• _Task requirements_:
Find how many lines hold the word "Laube". Give only the number.
--- Start Information provided ---
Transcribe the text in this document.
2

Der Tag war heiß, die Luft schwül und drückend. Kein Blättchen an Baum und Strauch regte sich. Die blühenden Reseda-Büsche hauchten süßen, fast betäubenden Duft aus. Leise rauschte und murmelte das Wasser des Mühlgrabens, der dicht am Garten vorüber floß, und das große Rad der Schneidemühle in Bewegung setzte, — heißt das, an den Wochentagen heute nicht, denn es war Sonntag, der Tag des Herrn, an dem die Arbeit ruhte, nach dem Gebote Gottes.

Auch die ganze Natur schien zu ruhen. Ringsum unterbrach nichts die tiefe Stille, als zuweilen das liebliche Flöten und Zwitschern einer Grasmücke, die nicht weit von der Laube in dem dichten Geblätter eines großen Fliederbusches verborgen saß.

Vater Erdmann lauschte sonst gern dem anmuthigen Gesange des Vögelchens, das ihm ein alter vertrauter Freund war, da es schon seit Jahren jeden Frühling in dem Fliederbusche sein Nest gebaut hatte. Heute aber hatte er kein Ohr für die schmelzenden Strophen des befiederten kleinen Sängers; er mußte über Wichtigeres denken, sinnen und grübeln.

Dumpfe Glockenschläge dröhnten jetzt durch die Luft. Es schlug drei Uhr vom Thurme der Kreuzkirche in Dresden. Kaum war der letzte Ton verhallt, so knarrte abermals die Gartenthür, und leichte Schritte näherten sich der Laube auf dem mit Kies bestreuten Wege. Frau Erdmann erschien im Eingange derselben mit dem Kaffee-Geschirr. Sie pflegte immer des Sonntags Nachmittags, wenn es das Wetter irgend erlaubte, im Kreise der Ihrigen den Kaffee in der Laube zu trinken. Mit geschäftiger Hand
--- End Information provided ---
• _Solution to the problem_:
2